OBJECTIVE: Please give this listing again with every "text-run" changed to "span" and nothing else altered.

ENTRIES SHOWN:

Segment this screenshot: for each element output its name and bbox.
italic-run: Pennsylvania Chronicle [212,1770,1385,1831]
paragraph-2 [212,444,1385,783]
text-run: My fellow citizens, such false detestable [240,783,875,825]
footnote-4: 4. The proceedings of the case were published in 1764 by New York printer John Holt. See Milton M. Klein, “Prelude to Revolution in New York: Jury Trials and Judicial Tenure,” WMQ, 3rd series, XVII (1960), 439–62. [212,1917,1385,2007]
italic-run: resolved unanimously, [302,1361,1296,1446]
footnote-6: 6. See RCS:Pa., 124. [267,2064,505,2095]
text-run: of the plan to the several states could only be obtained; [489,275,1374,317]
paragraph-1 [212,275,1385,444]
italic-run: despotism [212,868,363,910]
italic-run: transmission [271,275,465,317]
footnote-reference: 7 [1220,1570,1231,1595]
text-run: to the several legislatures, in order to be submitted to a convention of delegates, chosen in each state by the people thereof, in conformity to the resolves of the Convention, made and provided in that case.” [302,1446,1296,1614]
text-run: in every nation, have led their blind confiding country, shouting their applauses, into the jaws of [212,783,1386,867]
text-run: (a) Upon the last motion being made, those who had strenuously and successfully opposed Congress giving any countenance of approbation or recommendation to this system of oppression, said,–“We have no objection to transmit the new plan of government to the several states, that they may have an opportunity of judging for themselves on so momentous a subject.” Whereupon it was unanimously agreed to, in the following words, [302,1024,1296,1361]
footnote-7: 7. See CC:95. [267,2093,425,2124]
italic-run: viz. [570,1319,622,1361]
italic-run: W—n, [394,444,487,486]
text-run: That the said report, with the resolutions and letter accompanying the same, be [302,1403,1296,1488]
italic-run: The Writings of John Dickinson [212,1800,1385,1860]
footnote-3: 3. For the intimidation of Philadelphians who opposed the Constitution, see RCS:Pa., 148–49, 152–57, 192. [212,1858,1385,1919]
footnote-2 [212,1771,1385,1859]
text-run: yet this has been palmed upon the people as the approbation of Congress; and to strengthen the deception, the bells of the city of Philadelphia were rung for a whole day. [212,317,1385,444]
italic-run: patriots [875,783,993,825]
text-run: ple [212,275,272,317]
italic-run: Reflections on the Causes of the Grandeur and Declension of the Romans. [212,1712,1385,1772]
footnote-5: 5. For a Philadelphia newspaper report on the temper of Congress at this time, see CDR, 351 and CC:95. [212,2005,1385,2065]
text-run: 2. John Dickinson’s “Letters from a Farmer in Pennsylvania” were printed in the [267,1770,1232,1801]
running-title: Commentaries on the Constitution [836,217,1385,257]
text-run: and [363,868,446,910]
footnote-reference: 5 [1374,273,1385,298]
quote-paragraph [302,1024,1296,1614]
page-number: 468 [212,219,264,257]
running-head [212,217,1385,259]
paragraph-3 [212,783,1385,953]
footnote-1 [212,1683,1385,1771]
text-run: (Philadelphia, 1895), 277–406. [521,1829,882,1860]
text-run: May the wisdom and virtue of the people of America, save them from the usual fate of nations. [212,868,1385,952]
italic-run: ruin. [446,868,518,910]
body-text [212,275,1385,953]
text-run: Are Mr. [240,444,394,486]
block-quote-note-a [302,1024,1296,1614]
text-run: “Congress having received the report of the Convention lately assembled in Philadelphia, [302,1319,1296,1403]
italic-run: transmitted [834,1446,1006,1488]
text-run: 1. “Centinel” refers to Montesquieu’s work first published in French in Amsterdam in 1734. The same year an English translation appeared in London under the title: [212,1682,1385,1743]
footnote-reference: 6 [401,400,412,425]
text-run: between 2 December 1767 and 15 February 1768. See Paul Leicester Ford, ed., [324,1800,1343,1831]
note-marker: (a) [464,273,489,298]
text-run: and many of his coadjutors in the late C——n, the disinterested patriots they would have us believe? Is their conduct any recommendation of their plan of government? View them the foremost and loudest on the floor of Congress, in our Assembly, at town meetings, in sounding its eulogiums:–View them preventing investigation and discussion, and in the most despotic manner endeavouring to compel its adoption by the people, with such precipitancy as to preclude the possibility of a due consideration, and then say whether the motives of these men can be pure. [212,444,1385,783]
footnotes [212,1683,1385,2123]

SOLVED PROBLEM:
Segment this screenshot: for each element output its name and bbox.
italic-run: Pennsylvania Chronicle [212,1770,1385,1831]
paragraph-2 [212,444,1385,783]
span: My fellow citizens, such false detestable [240,783,875,825]
footnote-4: 4. The proceedings of the case were published in 1764 by New York printer John Holt. See Milton M. Klein, “Prelude to Revolution in New York: Jury Trials and Judicial Tenure,” WMQ, 3rd series, XVII (1960), 439–62. [212,1917,1385,2007]
italic-run: resolved unanimously, [302,1361,1296,1446]
footnote-6: 6. See RCS:Pa., 124. [267,2064,505,2095]
span: of the plan to the several states could only be obtained; [489,275,1374,317]
paragraph-1 [212,275,1385,444]
italic-run: despotism [212,868,363,910]
italic-run: transmission [271,275,465,317]
footnote-reference: 7 [1220,1570,1231,1595]
span: to the several legislatures, in order to be submitted to a convention of delegates, chosen in each state by the people thereof, in conformity to the resolves of the Convention, made and provided in that case.” [302,1446,1296,1614]
span: in every nation, have led their blind confiding country, shouting their applauses, into the jaws of [212,783,1386,867]
span: (a) Upon the last motion being made, those who had strenuously and successfully opposed Congress giving any countenance of approbation or recommendation to this system of oppression, said,–“We have no objection to transmit the new plan of government to the several states, that they may have an opportunity of judging for themselves on so momentous a subject.” Whereupon it was unanimously agreed to, in the following words, [302,1024,1296,1361]
footnote-7: 7. See CC:95. [267,2093,425,2124]
italic-run: viz. [570,1319,622,1361]
italic-run: W—n, [394,444,487,486]
span: That the said report, with the resolutions and letter accompanying the same, be [302,1403,1296,1488]
italic-run: The Writings of John Dickinson [212,1800,1385,1860]
footnote-3: 3. For the intimidation of Philadelphians who opposed the Constitution, see RCS:Pa., 148–49, 152–57, 192. [212,1858,1385,1919]
footnote-2 [212,1771,1385,1859]
span: yet this has been palmed upon the people as the approbation of Congress; and to strengthen the deception, the bells of the city of Philadelphia were rung for a whole day. [212,317,1385,444]
italic-run: patriots [875,783,993,825]
span: ple [212,275,272,317]
italic-run: Reflections on the Causes of the Grandeur and Declension of the Romans. [212,1712,1385,1772]
footnote-5: 5. For a Philadelphia newspaper report on the temper of Congress at this time, see CDR, 351 and CC:95. [212,2005,1385,2065]
span: 2. John Dickinson’s “Letters from a Farmer in Pennsylvania” were printed in the [267,1770,1232,1801]
running-title: Commentaries on the Constitution [836,217,1385,257]
span: and [363,868,446,910]
footnote-reference: 5 [1374,273,1385,298]
quote-paragraph [302,1024,1296,1614]
page-number: 468 [212,219,264,257]
running-head [212,217,1385,259]
paragraph-3 [212,783,1385,953]
footnote-1 [212,1683,1385,1771]
span: (Philadelphia, 1895), 277–406. [521,1829,882,1860]
span: May the wisdom and virtue of the people of America, save them from the usual fate of nations. [212,868,1385,952]
italic-run: ruin. [446,868,518,910]
body-text [212,275,1385,953]
span: Are Mr. [240,444,394,486]
block-quote-note-a [302,1024,1296,1614]
span: “Congress having received the report of the Convention lately assembled in Philadelphia, [302,1319,1296,1403]
italic-run: transmitted [834,1446,1006,1488]
span: 1. “Centinel” refers to Montesquieu’s work first published in French in Amsterdam in 1734. The same year an English translation appeared in London under the title: [212,1682,1385,1743]
footnote-reference: 6 [401,400,412,425]
span: between 2 December 1767 and 15 February 1768. See Paul Leicester Ford, ed., [324,1800,1343,1831]
note-marker: (a) [464,273,489,298]
span: and many of his coadjutors in the late C——n, the disinterested patriots they would have us believe? Is their conduct any recommendation of their plan of government? View them the foremost and loudest on the floor of Congress, in our Assembly, at town meetings, in sounding its eulogiums:–View them preventing investigation and discussion, and in the most despotic manner endeavouring to compel its adoption by the people, with such precipitancy as to preclude the possibility of a due consideration, and then say whether the motives of these men can be pure. [212,444,1385,783]
footnotes [212,1683,1385,2123]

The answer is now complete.